BRIEF: Give the number of lines in the data that hold the string "Swift". Nothing else is needed.

[Stored data entries]
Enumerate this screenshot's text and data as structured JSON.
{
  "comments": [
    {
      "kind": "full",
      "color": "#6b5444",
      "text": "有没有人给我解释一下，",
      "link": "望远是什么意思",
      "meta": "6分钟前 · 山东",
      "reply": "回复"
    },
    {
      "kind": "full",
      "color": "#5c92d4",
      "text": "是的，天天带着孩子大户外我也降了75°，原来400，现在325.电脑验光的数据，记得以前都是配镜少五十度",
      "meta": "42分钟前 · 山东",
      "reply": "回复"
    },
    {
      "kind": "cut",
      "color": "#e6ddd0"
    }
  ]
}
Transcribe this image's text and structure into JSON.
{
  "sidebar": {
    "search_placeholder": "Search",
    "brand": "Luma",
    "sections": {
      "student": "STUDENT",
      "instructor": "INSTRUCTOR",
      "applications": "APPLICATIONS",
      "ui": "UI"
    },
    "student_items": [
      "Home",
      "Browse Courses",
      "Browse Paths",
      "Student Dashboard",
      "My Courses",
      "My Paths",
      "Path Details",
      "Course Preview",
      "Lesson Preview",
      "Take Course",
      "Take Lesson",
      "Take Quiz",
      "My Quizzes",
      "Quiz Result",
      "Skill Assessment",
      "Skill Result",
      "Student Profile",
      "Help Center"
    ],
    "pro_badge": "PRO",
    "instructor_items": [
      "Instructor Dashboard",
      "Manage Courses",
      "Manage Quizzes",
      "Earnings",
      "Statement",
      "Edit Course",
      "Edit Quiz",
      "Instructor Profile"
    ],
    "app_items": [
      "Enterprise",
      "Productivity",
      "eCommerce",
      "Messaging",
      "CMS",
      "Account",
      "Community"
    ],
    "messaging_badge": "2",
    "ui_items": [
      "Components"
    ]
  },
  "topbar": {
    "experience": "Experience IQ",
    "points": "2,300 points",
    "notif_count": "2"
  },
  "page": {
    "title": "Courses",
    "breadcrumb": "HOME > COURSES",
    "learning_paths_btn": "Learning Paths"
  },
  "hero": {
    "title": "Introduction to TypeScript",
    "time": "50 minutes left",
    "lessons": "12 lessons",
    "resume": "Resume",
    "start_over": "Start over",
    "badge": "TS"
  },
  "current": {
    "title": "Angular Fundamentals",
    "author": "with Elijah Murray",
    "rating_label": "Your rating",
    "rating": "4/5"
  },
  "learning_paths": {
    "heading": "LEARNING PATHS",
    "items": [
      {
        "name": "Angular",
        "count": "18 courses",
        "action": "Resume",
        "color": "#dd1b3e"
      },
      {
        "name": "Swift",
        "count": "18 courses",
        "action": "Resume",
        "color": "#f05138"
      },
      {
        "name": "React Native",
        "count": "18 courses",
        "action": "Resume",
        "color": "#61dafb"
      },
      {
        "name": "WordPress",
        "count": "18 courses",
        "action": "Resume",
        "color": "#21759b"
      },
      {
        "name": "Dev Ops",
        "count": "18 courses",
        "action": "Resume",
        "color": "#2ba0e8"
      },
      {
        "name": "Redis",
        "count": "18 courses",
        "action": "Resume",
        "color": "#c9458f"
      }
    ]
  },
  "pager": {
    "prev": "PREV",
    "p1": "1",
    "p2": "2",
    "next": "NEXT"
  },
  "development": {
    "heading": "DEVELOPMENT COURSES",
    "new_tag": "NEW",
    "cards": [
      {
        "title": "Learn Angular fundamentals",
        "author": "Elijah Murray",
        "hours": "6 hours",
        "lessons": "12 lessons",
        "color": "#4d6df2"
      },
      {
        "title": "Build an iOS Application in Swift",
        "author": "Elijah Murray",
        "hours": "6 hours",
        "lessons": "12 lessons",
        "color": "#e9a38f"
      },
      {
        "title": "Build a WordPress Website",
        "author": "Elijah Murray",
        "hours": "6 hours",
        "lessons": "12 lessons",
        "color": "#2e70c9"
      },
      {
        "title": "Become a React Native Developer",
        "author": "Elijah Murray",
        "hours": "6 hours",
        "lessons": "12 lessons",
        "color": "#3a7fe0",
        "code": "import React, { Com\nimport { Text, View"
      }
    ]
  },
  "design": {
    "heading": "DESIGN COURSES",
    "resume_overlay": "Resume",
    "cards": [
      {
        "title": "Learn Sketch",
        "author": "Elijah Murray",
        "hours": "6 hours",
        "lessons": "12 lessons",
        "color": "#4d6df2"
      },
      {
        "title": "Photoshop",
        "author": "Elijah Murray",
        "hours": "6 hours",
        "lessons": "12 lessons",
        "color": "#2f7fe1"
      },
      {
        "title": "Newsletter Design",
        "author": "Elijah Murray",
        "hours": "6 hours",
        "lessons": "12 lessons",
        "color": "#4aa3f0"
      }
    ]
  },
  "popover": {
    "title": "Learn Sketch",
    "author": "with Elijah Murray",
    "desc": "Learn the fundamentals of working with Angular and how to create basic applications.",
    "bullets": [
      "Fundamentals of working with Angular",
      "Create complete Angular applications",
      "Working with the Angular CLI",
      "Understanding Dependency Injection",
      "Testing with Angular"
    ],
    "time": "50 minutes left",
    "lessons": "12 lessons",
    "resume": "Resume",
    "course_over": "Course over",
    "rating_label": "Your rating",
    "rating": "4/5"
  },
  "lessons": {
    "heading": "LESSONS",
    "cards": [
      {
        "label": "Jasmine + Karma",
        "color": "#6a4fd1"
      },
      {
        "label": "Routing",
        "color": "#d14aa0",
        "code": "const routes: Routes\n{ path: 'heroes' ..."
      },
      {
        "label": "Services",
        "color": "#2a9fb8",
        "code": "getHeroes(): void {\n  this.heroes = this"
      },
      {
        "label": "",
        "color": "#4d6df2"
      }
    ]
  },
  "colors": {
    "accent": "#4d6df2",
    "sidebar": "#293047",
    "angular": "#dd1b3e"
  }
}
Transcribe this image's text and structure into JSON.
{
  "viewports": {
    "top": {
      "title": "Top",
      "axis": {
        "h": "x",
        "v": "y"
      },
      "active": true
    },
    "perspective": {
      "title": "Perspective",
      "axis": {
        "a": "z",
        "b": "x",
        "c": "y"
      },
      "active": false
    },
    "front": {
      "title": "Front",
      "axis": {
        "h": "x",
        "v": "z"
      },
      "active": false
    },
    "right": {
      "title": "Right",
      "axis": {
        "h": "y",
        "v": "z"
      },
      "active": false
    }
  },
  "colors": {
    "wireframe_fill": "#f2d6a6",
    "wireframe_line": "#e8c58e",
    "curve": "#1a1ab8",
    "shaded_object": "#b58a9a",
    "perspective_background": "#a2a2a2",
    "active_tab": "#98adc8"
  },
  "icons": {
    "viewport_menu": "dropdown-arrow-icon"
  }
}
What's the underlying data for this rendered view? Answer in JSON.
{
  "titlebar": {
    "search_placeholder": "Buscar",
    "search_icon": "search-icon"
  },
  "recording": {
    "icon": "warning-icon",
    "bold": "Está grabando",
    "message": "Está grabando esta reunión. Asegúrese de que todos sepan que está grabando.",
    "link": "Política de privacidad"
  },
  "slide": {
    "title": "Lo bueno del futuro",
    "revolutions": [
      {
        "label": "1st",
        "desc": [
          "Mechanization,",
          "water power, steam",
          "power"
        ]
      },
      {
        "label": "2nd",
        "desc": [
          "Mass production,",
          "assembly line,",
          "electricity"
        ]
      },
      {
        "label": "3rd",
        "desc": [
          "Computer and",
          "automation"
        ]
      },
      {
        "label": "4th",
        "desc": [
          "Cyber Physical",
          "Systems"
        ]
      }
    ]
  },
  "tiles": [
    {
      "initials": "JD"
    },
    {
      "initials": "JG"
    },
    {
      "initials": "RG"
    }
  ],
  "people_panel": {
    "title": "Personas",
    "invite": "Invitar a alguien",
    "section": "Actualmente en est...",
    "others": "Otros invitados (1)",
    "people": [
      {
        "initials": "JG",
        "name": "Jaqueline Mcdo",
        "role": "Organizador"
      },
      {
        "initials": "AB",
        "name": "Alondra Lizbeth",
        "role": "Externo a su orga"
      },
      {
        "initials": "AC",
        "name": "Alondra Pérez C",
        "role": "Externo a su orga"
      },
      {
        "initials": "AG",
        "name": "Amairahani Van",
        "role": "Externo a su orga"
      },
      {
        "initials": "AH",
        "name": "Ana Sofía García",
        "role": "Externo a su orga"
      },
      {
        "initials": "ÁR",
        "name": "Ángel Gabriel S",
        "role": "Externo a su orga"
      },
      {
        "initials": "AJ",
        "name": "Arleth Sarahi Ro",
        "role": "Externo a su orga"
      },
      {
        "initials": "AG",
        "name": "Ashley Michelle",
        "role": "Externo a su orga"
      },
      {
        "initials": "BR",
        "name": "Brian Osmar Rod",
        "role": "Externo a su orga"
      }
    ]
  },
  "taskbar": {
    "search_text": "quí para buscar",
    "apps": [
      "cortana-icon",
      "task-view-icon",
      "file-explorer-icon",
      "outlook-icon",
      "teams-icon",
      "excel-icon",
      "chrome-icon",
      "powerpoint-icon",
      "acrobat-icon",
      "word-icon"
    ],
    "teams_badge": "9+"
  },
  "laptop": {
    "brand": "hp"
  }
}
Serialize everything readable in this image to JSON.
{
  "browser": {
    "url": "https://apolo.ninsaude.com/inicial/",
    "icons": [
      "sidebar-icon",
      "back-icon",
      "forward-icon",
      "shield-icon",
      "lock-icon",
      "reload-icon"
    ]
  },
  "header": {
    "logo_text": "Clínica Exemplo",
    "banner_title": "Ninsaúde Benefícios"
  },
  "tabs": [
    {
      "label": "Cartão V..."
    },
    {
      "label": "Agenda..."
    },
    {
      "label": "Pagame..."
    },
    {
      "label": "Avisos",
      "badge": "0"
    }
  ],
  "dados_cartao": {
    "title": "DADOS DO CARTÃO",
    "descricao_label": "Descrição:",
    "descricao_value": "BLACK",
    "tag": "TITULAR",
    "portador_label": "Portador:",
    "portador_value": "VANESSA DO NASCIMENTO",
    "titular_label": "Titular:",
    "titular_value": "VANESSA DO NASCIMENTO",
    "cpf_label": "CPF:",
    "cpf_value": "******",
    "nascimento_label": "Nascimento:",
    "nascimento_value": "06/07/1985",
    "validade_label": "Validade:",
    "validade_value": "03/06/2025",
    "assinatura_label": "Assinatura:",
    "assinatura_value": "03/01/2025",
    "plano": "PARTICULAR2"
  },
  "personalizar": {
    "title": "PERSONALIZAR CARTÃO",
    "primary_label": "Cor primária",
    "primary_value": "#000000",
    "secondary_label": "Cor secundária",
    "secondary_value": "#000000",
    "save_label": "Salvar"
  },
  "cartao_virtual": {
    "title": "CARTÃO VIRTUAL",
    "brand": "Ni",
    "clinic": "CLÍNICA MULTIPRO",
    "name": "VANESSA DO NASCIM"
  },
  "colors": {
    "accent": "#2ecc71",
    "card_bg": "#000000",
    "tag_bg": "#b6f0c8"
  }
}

RESULT OF THE TASK: 2